* BEGIN *
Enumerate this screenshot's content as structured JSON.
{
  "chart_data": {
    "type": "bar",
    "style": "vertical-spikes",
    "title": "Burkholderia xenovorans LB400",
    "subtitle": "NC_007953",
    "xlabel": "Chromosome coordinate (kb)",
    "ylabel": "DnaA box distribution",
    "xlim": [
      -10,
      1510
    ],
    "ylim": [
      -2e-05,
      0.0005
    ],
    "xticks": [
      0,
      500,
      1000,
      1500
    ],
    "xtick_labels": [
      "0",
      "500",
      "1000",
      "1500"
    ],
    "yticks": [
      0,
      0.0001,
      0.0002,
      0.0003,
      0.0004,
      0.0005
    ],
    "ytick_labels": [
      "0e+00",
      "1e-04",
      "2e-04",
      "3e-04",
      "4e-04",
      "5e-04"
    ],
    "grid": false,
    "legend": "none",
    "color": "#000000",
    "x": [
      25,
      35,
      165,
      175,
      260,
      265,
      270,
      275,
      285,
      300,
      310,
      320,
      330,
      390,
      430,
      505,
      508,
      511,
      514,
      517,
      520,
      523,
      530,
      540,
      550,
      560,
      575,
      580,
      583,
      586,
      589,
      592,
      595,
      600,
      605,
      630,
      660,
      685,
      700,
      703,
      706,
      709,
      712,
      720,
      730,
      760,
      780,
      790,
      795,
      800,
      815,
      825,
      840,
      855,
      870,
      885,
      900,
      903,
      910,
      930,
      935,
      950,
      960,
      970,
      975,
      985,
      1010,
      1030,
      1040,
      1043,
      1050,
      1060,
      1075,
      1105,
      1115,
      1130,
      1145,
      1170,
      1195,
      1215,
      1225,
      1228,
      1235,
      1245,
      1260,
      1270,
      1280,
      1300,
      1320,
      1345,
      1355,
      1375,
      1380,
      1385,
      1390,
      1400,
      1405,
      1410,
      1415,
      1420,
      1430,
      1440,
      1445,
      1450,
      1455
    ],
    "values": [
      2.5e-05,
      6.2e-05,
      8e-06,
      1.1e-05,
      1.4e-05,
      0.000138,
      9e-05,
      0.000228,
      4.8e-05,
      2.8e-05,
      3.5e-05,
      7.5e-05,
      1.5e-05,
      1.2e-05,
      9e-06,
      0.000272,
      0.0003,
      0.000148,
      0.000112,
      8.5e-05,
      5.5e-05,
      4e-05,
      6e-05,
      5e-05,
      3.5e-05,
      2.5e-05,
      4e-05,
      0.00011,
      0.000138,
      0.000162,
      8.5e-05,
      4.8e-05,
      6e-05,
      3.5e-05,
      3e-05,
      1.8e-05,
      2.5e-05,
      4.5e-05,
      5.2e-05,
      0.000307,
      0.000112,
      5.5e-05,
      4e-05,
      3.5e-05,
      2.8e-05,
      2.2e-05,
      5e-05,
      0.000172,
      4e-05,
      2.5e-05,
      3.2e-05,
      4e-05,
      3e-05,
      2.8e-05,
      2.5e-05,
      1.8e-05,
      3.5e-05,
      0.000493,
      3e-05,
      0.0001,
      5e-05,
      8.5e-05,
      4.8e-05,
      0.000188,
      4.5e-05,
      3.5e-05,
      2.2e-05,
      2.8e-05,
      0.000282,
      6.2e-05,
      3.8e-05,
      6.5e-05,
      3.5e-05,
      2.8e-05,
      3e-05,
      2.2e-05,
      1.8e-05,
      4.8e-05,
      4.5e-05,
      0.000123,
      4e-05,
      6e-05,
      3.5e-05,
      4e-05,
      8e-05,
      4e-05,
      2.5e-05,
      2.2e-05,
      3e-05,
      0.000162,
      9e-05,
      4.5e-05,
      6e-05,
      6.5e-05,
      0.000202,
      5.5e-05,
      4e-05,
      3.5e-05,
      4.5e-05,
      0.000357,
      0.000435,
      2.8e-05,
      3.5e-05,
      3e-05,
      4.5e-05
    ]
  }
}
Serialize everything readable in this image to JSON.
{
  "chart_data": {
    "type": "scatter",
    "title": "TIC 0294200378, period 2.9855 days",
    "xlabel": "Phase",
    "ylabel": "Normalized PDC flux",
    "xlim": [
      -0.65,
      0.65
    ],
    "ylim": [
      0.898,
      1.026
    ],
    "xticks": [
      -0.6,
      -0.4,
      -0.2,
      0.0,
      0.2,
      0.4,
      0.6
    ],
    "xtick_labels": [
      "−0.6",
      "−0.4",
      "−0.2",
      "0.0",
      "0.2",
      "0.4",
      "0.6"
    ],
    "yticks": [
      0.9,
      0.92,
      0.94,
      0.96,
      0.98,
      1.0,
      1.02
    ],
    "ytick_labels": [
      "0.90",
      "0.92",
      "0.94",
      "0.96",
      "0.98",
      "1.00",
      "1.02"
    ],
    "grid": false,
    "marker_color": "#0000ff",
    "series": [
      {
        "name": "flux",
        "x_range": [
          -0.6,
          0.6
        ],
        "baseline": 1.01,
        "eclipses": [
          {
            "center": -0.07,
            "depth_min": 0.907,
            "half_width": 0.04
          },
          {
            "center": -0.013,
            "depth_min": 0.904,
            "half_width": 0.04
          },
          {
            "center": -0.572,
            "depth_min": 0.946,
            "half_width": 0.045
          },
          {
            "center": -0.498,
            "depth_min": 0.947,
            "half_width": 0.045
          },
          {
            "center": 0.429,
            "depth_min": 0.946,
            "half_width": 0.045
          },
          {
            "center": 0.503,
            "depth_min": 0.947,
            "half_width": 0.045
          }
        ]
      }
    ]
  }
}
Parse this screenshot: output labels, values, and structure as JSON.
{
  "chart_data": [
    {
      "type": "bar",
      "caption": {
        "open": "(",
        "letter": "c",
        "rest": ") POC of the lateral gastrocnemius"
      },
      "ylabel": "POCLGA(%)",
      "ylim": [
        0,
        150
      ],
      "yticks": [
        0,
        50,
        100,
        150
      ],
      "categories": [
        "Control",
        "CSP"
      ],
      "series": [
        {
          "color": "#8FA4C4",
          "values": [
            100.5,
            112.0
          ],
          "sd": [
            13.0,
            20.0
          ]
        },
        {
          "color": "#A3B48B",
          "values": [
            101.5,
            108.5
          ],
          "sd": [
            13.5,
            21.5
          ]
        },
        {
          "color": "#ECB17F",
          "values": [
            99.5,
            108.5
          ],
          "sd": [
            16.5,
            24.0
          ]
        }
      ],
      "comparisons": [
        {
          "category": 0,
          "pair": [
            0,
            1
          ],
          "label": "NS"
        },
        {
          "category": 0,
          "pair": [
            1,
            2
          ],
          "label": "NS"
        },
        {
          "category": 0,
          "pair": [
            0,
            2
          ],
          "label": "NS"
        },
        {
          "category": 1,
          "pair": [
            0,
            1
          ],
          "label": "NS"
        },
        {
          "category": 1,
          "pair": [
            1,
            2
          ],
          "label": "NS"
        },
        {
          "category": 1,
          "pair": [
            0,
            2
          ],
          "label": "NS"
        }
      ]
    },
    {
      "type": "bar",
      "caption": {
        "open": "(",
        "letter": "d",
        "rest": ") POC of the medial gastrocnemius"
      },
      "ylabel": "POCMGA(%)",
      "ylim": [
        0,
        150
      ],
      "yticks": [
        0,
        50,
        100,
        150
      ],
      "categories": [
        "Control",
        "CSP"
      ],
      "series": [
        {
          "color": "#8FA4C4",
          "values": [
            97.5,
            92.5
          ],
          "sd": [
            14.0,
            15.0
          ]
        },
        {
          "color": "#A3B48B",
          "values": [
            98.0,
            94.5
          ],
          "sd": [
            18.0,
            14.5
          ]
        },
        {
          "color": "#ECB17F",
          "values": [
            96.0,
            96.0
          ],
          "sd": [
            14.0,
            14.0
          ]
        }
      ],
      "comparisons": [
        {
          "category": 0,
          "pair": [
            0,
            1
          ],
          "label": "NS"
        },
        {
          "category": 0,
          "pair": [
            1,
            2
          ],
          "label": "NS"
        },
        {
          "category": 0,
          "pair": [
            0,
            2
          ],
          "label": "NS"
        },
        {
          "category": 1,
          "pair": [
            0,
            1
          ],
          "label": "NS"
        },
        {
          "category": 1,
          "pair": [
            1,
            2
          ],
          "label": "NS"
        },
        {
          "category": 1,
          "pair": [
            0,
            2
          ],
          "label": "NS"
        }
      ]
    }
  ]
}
* END *
◆ YOUR GOAL
Search the listing above for the string "JSON". Copy every line that contains it.

◆ PROBLEM SOLUTION
Enumerate this screenshot's content as structured JSON.
Serialize everything readable in this image to JSON.
Parse this screenshot: output labels, values, and structure as JSON.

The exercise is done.